Spot every line with the word "obětí" and return it.

+ + + +

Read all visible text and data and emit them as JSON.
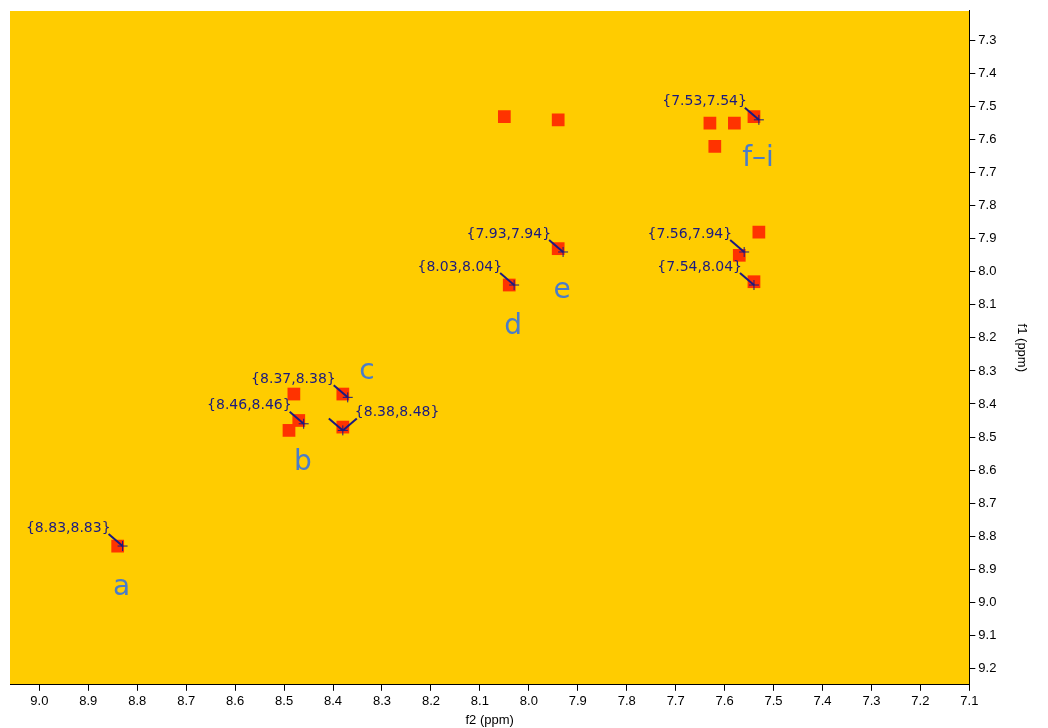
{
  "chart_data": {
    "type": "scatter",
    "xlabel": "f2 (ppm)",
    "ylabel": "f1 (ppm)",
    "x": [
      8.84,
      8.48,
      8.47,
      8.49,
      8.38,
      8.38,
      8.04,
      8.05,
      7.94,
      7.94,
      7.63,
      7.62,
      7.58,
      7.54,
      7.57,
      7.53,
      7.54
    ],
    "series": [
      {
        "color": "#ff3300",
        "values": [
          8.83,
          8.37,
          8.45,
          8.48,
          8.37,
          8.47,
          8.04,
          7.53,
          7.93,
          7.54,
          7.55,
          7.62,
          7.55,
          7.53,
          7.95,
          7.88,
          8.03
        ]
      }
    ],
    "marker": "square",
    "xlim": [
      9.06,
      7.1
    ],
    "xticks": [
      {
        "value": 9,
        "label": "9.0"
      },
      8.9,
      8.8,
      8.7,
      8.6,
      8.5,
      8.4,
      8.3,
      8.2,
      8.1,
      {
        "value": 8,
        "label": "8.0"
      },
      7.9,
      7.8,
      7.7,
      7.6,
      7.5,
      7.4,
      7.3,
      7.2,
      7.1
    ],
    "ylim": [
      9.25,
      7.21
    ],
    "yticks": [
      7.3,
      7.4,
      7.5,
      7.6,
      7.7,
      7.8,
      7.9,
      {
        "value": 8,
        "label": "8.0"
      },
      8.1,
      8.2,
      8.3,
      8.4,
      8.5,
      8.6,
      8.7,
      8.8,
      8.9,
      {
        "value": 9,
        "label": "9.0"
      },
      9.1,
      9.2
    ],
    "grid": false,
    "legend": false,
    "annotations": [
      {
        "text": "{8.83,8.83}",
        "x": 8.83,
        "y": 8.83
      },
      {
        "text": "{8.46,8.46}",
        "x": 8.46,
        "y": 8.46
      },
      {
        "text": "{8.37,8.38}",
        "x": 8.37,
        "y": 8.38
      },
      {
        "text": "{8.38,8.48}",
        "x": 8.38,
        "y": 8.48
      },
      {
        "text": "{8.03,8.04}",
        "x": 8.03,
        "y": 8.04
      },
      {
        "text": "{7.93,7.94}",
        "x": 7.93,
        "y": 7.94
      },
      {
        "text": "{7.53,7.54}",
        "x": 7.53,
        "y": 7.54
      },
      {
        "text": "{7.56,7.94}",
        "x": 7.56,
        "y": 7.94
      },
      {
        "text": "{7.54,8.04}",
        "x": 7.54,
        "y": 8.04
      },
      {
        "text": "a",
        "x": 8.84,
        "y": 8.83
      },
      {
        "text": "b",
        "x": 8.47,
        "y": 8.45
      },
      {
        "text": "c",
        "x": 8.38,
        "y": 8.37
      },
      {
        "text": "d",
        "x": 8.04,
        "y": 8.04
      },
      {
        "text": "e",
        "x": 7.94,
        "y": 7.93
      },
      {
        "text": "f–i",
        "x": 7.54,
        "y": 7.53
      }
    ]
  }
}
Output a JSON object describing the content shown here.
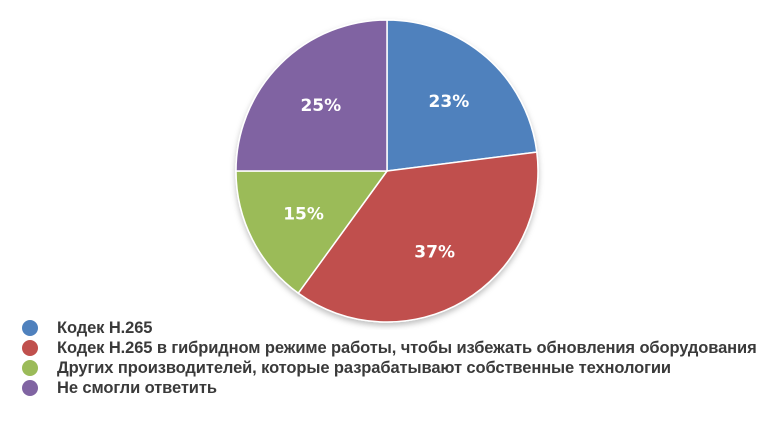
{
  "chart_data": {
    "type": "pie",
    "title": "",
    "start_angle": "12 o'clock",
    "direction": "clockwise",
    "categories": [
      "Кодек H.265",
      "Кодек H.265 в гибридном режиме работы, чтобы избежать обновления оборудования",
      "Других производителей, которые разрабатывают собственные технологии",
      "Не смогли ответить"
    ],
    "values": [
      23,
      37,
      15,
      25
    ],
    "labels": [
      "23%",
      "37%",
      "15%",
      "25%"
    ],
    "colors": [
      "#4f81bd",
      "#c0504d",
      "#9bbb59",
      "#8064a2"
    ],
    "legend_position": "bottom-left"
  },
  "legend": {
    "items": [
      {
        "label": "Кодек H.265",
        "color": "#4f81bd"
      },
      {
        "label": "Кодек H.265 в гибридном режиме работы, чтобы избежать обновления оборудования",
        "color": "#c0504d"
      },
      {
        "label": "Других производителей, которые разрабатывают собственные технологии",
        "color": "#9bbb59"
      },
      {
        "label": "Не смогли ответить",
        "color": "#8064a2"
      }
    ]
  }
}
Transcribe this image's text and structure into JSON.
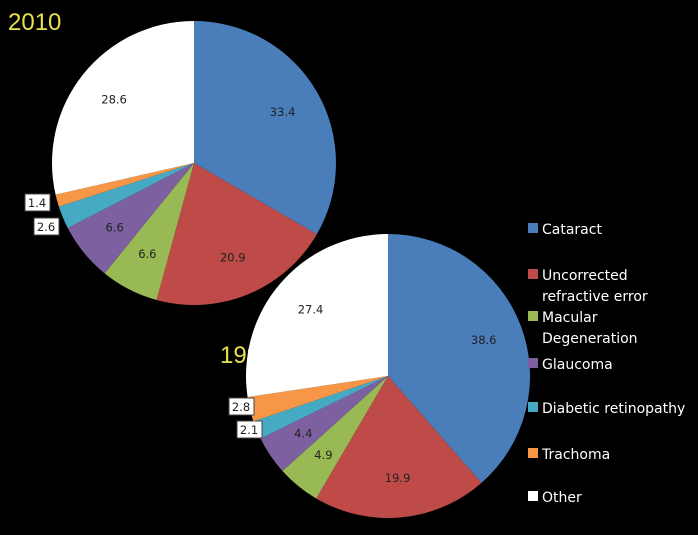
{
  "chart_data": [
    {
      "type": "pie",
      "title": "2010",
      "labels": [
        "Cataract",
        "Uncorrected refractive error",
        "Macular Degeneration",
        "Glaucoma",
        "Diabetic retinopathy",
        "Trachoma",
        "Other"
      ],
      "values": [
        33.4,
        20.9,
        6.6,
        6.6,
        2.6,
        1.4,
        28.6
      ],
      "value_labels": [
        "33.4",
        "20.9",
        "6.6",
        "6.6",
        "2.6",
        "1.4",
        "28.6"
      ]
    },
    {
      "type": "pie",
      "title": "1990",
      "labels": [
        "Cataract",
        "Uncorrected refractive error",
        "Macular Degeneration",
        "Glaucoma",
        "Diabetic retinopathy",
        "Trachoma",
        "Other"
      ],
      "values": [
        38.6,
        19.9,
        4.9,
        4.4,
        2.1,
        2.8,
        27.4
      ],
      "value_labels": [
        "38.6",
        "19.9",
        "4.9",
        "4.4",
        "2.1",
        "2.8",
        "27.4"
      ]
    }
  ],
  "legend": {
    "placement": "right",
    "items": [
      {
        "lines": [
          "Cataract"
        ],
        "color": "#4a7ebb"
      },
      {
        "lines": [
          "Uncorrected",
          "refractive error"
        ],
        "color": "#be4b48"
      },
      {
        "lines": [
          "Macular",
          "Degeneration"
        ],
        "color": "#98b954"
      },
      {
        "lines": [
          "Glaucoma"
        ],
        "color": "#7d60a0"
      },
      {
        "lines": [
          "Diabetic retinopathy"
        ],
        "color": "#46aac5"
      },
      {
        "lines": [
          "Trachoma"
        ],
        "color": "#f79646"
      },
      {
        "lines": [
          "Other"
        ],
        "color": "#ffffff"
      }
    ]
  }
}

+ + + +

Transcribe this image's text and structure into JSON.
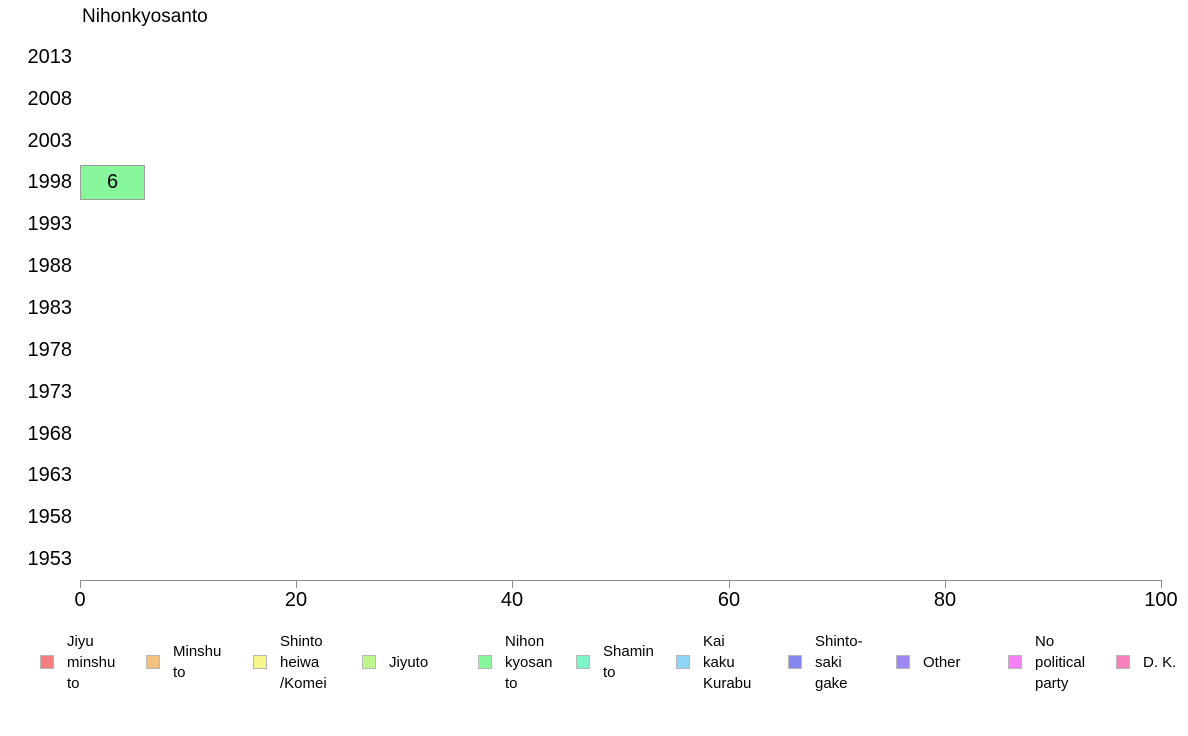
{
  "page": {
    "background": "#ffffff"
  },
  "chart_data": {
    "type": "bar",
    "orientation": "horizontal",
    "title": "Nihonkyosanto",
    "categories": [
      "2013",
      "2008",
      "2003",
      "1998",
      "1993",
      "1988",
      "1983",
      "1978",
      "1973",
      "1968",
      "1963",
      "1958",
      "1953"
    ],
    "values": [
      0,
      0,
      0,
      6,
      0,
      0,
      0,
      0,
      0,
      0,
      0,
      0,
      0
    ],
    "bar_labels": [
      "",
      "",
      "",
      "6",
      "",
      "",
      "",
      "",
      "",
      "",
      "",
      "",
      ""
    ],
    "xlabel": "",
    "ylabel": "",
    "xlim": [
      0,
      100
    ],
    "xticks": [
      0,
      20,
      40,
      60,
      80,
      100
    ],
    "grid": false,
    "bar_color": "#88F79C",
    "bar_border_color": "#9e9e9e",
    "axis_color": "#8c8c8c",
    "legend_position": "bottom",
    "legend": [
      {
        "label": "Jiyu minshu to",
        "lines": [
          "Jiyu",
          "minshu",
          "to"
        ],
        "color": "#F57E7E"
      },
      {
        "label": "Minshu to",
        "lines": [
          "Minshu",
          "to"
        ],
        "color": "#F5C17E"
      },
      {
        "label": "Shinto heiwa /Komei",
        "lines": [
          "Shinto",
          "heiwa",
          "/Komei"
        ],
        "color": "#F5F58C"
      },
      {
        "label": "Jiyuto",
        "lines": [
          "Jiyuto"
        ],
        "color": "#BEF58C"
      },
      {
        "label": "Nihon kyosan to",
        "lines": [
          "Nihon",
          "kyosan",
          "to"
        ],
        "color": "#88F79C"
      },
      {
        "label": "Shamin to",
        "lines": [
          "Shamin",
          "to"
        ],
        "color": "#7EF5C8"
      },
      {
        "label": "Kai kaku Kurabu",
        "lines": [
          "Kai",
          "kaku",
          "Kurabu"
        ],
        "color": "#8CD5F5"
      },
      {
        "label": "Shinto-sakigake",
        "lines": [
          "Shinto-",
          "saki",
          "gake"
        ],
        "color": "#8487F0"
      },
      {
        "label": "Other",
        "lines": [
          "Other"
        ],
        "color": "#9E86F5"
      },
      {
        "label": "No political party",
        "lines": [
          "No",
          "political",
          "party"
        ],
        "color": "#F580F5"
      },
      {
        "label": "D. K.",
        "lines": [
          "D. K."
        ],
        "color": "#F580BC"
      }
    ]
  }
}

+ + + +

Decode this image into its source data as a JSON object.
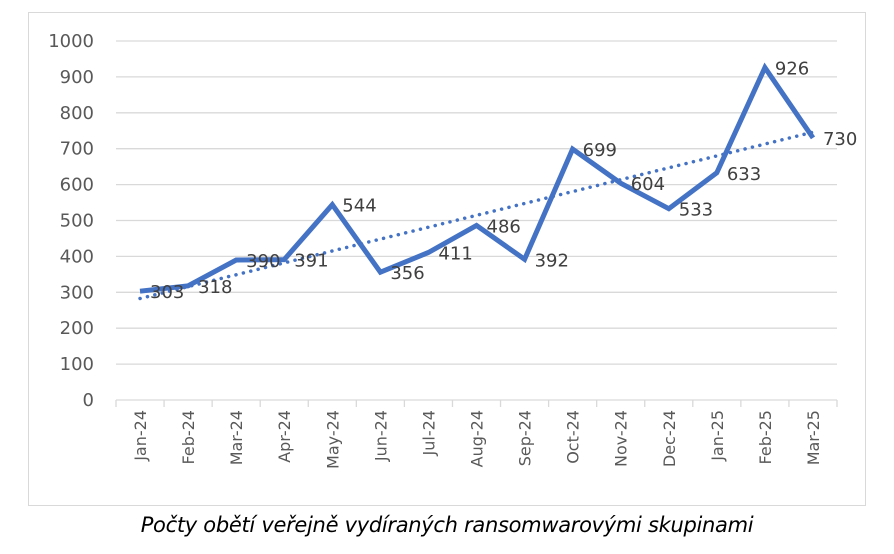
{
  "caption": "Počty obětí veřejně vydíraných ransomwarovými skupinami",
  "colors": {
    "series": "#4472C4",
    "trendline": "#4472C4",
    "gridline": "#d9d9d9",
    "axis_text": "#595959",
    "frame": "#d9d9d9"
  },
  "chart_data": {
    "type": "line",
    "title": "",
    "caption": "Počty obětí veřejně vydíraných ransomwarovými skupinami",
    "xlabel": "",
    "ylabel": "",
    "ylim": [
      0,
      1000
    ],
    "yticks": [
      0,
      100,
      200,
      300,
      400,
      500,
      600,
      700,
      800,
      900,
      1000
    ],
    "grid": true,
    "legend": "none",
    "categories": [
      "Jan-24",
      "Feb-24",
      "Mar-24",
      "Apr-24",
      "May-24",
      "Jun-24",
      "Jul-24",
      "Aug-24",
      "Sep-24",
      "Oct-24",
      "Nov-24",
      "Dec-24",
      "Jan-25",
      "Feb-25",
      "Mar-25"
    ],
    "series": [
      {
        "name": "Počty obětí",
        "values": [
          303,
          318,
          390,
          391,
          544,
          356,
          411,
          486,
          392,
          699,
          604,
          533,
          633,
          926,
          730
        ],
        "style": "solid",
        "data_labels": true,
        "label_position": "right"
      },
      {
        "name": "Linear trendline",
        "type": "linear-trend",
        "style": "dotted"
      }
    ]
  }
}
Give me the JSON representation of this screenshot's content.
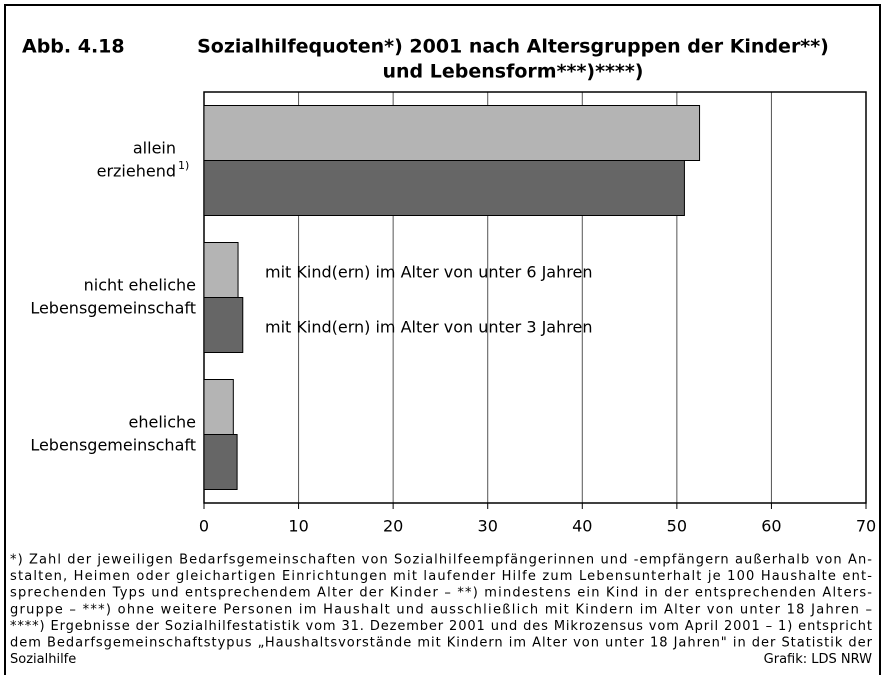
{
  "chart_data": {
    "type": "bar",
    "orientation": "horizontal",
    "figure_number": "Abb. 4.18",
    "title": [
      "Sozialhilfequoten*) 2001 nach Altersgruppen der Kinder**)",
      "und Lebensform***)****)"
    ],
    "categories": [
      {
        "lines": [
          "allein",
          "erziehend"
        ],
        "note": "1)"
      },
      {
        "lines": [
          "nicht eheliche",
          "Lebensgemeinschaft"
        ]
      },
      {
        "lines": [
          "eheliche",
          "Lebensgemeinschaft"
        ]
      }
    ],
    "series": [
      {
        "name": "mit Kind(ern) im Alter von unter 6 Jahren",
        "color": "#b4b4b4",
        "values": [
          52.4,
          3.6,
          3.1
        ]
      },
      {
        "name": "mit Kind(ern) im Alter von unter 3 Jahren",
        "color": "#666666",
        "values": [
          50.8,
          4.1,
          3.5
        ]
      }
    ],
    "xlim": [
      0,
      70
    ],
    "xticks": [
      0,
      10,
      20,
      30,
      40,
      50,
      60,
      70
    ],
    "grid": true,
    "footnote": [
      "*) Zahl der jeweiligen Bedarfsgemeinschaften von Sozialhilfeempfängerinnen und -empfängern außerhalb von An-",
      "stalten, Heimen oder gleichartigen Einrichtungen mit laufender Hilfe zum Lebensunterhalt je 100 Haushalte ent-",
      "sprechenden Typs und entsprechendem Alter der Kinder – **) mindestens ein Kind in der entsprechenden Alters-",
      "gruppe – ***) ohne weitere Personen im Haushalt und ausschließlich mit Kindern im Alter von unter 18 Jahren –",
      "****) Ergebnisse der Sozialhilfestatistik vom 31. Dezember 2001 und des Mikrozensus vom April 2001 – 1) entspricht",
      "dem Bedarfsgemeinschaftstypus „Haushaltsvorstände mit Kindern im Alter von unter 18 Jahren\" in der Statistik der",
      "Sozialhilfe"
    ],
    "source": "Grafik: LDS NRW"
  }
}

+ + + +

> EXERCISE SOLUTION
  "caption": "Počty obětí veřejně vydíraných ransomwarovými skupinami",
    "caption": "Počty obětí veřejně vydíraných ransomwarovými skupinami",
        "name": "Počty obětí",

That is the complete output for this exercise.